EXERCISE DETAILS = Return all lines where the word "notre" can be found.

RECORDS FOR THIS EXERCISE =
>>>
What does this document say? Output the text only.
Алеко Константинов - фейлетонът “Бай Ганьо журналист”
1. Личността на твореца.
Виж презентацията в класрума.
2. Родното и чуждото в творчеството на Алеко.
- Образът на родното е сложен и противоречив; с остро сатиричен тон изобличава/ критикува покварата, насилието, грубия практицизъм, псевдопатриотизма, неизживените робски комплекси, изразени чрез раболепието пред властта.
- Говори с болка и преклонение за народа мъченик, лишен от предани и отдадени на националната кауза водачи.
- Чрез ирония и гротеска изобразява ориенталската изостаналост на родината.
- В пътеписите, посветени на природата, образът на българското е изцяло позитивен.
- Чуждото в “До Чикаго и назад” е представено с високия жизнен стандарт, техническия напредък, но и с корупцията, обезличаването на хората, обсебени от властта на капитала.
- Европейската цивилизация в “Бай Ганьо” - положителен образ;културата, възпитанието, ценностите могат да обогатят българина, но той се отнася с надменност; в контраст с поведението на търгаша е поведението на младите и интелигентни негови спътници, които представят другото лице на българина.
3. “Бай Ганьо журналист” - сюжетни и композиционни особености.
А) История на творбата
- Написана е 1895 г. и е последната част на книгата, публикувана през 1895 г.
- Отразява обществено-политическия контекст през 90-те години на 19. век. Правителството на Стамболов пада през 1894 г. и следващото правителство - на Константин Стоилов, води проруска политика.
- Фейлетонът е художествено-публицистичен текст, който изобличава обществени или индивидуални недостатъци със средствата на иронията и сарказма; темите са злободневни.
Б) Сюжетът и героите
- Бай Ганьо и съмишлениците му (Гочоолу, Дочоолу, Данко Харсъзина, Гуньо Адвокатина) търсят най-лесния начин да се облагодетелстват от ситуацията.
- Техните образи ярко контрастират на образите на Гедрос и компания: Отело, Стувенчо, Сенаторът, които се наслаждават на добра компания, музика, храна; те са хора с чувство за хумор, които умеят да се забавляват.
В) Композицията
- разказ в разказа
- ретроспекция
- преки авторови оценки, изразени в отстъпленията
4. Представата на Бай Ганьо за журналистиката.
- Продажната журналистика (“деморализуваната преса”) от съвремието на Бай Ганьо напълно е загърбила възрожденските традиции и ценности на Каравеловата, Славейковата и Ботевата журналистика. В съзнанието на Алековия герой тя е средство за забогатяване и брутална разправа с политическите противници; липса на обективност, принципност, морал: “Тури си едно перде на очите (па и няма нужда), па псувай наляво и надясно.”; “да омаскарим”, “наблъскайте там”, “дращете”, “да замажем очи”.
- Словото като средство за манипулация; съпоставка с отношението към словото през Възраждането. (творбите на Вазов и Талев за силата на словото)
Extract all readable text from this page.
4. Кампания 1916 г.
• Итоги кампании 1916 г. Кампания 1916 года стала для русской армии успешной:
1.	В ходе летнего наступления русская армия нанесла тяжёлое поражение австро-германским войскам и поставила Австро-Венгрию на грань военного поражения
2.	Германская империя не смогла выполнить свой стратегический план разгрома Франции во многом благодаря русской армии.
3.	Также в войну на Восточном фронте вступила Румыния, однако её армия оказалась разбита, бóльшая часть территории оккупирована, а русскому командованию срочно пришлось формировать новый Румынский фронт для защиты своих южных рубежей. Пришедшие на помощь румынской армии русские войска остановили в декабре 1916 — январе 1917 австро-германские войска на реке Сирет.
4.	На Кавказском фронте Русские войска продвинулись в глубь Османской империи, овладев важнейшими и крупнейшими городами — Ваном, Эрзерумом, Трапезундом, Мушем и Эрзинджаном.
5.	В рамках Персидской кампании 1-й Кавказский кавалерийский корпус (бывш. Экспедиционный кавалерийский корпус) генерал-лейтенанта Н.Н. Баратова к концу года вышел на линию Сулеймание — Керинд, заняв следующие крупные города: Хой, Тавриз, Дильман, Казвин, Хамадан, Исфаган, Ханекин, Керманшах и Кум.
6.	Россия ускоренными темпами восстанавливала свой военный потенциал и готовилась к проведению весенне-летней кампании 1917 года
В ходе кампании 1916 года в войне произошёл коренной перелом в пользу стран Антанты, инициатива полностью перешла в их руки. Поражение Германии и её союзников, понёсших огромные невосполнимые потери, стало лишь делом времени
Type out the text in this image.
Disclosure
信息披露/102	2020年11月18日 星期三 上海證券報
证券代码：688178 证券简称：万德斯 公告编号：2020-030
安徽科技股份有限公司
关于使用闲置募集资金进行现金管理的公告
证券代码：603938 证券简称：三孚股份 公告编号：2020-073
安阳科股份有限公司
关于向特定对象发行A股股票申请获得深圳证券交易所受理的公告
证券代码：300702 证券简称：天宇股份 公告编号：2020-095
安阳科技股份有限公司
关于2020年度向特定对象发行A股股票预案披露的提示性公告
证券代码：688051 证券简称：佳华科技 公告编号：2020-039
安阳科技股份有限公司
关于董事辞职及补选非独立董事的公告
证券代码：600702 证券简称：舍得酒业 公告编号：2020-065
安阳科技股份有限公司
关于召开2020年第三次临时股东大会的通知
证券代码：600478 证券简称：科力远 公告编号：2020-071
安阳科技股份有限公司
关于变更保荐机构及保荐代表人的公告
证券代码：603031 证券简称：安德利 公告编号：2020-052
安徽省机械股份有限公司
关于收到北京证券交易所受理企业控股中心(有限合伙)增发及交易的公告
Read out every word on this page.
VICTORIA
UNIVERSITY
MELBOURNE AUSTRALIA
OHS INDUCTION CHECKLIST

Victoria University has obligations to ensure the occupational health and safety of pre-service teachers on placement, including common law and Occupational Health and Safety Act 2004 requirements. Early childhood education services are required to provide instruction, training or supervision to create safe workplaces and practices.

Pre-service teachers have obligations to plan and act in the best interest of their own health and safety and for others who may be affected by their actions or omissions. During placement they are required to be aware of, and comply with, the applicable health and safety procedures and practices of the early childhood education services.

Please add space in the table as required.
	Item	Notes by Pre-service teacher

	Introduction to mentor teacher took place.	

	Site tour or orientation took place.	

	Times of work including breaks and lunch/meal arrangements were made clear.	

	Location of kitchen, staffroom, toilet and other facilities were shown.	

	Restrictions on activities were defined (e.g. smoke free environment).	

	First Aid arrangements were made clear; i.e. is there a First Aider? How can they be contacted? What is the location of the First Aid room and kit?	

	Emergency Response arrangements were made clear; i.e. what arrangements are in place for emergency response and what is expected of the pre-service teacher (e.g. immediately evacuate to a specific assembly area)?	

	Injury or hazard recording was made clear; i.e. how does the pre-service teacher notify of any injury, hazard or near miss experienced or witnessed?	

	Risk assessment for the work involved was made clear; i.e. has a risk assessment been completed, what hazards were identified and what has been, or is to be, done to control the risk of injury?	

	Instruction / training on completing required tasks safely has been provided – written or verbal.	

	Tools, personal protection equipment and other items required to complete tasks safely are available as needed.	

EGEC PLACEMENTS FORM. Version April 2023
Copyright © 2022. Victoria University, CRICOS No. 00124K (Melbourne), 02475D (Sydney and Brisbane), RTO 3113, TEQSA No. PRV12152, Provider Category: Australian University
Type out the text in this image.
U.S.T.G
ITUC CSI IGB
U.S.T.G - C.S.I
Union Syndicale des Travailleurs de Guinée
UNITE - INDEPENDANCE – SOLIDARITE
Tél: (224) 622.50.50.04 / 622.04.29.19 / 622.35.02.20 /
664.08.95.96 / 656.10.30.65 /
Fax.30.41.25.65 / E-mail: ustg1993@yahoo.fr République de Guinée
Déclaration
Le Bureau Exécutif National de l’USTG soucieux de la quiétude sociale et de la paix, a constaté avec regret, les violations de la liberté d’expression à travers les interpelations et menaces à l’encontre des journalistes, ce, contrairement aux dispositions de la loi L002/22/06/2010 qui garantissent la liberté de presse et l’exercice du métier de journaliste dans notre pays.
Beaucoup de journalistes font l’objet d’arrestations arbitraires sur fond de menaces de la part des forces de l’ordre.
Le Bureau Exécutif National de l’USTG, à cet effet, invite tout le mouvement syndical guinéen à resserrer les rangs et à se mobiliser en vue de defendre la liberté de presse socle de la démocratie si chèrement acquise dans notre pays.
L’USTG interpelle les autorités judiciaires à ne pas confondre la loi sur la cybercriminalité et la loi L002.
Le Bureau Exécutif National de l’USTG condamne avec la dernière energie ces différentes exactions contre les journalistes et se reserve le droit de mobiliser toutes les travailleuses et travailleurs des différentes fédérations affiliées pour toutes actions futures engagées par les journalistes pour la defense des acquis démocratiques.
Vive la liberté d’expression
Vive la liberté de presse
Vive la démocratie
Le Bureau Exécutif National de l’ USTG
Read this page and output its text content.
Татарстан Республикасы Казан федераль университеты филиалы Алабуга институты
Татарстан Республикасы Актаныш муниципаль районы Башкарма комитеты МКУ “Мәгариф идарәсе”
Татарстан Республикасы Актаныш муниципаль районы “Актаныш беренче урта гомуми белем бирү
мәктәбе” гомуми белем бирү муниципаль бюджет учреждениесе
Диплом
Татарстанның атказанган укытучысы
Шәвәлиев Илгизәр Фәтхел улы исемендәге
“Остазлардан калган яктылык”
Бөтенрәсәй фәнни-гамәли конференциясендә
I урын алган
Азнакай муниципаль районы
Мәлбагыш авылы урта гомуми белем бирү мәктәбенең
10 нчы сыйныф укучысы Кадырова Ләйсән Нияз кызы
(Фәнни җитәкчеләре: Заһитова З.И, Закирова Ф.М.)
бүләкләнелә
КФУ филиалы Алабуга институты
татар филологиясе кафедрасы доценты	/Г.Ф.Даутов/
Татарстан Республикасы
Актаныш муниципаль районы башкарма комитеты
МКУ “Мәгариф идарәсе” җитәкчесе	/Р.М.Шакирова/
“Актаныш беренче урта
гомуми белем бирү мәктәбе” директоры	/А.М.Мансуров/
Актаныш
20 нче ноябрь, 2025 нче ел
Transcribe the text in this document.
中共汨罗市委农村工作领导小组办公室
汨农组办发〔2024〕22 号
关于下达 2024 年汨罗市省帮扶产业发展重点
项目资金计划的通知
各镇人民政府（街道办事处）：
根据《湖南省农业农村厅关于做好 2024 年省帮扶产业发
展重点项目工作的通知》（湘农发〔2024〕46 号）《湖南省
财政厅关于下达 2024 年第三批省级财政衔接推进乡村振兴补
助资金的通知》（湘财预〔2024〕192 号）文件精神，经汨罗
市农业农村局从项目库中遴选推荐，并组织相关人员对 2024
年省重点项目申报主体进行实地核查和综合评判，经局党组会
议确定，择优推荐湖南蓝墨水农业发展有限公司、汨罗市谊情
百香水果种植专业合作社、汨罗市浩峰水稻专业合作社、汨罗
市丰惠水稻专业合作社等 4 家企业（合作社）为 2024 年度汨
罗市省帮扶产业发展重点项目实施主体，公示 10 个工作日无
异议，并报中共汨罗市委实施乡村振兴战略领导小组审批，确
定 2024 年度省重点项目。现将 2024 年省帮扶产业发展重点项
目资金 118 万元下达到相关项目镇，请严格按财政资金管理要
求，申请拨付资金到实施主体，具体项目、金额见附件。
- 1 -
<<<
EXPECTED OUTPUT =
Le Bureau Exécutif National de l’USTG soucieux de la quiétude sociale et de la paix, a constaté avec regret, les violations de la liberté d’expression à travers les interpelations et menaces à l’encontre des journalistes, ce, contrairement aux dispositions de la loi L002/22/06/2010 qui garantissent la liberté de presse et l’exercice du métier de journaliste dans notre pays.
Le Bureau Exécutif National de l’USTG, à cet effet, invite tout le mouvement syndical guinéen à resserrer les rangs et à se mobiliser en vue de defendre la liberté de presse socle de la démocratie si chèrement acquise dans notre pays.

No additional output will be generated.